-- WHAT YOU SHOULD DO --
Select all lines with the string "this" in them, and copy those lines.

-- GIVEN RECORDS --
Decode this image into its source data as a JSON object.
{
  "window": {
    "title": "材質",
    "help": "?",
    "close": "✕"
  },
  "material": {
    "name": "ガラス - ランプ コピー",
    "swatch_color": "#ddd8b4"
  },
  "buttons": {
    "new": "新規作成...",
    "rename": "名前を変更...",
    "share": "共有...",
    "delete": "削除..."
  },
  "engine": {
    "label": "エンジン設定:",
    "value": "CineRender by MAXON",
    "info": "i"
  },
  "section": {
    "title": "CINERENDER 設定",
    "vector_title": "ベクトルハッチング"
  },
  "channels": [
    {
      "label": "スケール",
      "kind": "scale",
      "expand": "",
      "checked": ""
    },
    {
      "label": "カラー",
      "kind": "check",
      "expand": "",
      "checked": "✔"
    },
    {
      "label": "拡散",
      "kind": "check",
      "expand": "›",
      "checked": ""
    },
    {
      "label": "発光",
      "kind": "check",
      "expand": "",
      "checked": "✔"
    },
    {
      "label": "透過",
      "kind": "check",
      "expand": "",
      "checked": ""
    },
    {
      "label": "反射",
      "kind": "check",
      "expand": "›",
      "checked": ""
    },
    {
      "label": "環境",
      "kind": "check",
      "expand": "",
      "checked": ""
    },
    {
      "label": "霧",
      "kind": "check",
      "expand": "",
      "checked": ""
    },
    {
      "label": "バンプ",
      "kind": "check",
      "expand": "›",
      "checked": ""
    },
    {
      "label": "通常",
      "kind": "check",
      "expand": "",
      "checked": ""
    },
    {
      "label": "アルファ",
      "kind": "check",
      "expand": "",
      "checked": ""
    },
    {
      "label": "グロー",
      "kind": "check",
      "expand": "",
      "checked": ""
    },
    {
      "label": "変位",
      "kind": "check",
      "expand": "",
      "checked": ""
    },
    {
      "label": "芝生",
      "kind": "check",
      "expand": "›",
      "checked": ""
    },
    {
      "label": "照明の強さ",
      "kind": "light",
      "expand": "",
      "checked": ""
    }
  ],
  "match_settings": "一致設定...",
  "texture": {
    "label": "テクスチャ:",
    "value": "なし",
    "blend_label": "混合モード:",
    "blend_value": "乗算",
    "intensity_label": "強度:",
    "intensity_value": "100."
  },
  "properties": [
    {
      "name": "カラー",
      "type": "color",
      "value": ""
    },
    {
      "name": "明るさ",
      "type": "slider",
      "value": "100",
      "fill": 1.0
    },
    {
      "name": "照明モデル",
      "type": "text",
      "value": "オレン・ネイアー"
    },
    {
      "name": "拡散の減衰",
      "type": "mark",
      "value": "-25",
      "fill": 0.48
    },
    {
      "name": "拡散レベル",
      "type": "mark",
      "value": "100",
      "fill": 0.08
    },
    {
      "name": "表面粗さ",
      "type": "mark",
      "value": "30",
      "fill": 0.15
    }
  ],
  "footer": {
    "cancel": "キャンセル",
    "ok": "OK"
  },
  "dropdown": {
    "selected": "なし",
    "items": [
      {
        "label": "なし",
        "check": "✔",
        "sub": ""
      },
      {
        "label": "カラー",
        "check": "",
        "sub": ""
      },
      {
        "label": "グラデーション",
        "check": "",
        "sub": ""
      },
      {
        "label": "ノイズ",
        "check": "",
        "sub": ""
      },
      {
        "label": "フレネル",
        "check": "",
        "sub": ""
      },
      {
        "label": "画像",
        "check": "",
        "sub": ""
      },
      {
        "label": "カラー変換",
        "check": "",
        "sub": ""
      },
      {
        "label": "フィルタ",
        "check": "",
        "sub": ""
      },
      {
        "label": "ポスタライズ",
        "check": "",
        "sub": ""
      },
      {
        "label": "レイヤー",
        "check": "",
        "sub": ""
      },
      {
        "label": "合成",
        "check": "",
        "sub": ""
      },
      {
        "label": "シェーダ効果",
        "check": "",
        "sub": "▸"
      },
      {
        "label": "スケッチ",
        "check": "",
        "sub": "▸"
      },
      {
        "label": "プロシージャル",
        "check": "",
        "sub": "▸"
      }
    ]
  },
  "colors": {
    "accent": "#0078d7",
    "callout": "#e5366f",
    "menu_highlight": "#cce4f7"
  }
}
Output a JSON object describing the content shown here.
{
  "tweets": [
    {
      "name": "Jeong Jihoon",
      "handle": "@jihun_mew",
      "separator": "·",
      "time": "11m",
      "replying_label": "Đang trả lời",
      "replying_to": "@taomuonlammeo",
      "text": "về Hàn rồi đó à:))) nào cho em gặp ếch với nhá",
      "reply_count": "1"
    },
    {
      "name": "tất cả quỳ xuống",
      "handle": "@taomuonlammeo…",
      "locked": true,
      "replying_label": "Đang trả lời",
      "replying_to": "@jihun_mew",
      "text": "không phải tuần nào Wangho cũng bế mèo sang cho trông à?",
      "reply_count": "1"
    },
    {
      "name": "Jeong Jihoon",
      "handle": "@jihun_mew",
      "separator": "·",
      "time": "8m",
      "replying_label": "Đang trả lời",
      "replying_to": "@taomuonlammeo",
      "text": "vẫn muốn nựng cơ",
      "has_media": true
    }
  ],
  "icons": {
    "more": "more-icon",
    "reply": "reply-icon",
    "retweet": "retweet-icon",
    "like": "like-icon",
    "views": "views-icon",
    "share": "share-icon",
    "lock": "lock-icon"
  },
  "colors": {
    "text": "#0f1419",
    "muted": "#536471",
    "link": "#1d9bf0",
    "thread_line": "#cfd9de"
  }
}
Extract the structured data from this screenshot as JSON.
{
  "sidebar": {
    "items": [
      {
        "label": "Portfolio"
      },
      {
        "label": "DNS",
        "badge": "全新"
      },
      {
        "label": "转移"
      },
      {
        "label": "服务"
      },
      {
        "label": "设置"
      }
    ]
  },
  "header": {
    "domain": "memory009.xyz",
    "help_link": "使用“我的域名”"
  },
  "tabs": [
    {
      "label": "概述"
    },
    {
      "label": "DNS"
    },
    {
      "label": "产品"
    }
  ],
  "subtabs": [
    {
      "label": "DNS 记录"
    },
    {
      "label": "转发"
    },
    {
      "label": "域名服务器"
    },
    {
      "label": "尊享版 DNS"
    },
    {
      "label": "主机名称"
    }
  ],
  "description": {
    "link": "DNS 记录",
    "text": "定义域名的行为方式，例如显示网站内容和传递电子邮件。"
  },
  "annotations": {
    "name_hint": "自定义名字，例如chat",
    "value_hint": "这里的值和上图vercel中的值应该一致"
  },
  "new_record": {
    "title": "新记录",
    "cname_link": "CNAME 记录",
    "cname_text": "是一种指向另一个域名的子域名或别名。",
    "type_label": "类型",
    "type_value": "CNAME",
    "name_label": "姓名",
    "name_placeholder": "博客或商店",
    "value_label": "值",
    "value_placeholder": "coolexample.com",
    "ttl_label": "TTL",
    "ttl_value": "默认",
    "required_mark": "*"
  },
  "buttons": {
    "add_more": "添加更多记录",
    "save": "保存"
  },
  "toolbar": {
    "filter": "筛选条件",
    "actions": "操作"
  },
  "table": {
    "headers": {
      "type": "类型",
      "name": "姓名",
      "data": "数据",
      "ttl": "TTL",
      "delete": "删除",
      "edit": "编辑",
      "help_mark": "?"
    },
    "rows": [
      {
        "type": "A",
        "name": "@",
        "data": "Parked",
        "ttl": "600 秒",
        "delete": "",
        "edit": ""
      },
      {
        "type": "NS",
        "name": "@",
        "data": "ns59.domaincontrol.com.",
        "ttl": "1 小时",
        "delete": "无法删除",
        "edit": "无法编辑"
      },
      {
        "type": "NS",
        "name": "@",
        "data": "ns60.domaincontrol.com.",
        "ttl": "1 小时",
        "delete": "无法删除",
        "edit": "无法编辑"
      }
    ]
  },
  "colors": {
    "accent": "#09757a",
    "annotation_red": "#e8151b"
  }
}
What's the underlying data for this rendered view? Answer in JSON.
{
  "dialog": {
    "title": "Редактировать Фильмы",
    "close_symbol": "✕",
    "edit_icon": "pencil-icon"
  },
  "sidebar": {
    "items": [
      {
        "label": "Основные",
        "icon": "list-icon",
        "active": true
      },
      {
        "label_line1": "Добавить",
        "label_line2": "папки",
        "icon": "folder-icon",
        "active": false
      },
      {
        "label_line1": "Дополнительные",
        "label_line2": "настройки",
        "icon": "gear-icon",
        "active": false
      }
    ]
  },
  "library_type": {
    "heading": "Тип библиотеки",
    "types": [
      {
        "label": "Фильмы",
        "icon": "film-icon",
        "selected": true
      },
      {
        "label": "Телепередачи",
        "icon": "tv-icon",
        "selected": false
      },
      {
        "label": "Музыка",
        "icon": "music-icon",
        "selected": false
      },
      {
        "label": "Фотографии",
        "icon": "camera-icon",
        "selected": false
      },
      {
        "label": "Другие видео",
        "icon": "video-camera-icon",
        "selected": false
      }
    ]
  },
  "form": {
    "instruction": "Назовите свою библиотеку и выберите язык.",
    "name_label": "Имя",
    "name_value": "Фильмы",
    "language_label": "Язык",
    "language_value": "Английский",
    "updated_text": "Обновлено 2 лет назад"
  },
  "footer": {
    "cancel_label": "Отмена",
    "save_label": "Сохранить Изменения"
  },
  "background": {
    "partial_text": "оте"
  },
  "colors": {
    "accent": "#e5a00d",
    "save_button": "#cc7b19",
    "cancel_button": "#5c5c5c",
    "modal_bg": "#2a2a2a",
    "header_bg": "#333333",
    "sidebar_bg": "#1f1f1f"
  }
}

-- THE REPLY --
Decode this image into its source data as a JSON object.
Extract the structured data from this screenshot as JSON.
What's the underlying data for this rendered view? Answer in JSON.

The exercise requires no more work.